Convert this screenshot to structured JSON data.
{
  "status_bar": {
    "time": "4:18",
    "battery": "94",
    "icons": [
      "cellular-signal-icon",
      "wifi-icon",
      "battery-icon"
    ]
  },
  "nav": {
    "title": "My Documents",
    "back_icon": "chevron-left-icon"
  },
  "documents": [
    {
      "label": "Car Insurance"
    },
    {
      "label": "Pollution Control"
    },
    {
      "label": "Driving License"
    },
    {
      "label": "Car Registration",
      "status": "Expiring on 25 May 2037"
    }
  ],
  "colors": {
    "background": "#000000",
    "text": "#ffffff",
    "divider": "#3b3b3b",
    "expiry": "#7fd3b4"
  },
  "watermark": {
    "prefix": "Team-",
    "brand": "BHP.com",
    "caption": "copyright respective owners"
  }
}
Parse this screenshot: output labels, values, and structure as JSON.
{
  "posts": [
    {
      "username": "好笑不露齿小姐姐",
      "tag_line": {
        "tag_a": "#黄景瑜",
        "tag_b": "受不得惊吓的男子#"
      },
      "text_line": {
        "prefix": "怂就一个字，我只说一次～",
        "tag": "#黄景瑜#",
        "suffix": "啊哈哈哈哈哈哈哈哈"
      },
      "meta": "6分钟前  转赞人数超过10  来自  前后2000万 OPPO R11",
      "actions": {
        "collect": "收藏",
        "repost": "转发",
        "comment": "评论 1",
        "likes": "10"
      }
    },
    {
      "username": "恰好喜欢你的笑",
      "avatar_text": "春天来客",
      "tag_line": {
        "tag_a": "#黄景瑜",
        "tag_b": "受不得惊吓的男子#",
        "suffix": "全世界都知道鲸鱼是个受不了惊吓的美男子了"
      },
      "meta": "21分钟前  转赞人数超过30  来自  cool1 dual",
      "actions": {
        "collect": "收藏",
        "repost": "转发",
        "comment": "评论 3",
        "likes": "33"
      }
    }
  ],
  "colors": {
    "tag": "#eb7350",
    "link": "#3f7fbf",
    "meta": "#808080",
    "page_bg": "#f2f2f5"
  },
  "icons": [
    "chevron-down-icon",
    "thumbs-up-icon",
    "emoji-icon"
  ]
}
...
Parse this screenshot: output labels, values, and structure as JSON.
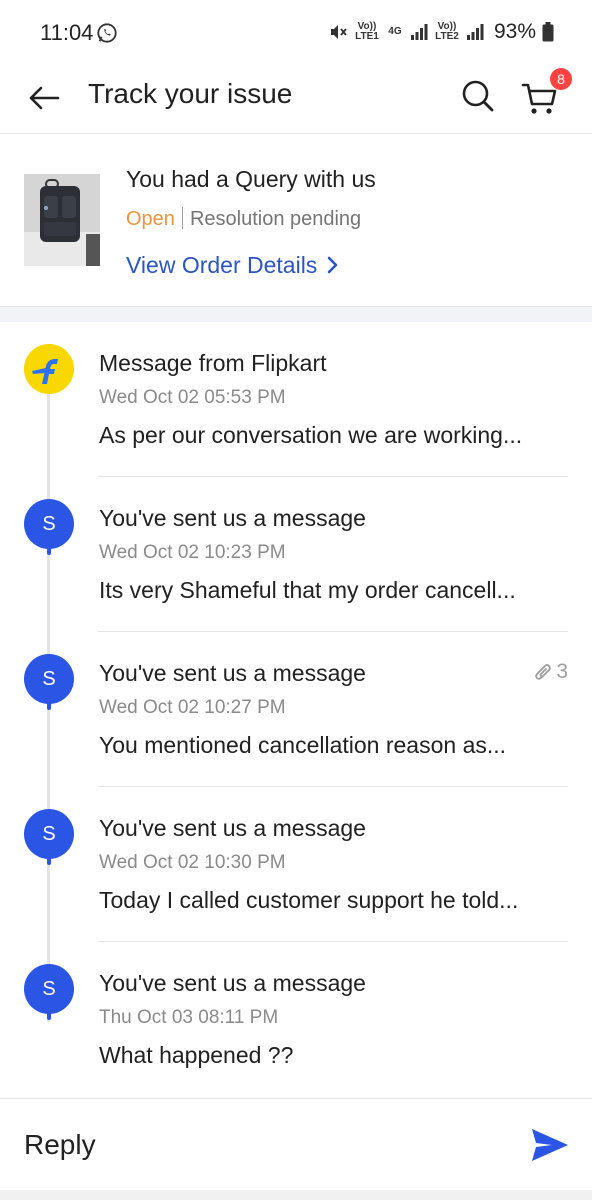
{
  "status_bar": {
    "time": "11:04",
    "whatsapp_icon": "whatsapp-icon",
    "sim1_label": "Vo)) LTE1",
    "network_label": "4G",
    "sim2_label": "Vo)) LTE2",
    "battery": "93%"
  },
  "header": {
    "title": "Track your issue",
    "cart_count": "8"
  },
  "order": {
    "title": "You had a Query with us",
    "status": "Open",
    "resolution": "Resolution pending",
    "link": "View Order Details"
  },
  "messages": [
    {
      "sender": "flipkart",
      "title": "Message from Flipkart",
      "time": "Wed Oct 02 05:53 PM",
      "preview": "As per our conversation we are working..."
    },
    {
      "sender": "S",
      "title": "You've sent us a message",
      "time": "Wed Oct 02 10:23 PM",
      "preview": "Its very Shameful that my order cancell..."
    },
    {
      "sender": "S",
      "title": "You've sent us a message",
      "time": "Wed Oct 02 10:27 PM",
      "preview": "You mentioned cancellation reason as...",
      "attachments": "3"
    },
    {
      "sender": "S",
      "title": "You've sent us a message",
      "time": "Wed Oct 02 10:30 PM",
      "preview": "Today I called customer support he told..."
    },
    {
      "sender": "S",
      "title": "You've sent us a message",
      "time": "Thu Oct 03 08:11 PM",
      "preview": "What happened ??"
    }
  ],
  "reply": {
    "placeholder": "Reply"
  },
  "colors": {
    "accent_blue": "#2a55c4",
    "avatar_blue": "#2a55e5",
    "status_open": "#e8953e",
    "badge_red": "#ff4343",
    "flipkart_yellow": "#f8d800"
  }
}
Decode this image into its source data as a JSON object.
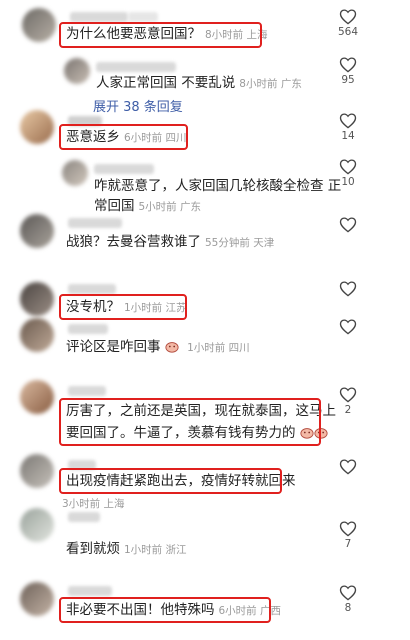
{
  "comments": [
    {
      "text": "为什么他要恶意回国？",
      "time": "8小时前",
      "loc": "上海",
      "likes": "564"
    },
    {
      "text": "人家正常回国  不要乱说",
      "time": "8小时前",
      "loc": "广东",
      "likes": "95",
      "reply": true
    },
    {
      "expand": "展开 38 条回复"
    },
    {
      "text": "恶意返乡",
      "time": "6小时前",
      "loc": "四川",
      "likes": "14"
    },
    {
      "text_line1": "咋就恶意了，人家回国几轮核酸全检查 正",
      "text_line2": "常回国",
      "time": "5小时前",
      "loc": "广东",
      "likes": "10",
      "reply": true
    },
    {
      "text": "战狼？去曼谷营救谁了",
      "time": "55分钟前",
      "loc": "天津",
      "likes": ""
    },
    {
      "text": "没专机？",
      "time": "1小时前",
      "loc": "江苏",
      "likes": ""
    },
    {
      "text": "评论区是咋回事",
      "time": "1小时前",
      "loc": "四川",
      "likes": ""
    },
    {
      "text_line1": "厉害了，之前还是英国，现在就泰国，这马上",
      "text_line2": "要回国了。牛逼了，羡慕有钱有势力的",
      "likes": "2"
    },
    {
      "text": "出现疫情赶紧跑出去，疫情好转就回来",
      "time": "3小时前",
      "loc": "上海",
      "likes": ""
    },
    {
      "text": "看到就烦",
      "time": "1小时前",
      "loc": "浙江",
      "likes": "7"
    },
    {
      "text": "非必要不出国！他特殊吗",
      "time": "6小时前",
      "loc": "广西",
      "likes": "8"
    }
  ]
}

_Given exercise:_
Report back each line of the entries that holds the string "username".

_Right answer:_
      "username": "好笑不露齿小姐姐",
      "username": "恰好喜欢你的笑",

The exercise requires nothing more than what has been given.